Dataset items
<<<<
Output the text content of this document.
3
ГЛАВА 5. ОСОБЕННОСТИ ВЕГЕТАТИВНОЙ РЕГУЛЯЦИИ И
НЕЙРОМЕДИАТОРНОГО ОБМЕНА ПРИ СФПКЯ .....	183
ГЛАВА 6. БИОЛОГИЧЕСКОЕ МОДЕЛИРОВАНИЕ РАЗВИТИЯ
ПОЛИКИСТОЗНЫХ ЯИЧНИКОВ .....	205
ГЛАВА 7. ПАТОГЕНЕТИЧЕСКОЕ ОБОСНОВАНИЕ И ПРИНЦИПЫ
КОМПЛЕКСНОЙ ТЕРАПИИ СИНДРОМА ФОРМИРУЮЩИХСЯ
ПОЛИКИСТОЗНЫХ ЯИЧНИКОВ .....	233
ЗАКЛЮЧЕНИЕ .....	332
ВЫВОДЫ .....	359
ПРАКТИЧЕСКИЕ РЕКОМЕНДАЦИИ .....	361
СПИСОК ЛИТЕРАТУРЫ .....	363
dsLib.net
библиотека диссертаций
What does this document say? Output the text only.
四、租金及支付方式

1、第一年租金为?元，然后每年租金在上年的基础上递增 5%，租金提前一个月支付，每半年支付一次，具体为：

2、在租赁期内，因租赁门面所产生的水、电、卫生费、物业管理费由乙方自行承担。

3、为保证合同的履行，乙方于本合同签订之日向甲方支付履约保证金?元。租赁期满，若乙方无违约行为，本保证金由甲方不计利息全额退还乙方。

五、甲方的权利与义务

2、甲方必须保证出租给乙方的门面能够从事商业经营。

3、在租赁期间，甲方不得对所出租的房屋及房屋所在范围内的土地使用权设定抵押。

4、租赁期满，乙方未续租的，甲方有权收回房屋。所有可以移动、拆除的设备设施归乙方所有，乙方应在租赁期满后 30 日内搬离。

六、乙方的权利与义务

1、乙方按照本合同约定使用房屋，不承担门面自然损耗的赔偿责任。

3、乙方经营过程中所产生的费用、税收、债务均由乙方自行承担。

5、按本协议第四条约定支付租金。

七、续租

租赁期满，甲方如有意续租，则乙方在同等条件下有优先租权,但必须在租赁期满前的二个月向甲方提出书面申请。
>>>>
■ What you have to do: Go over the records above line by line and count those holding the word "ПОЛИКИСТОЗНЫХ". Reply only with the number.

■ Final answer: 2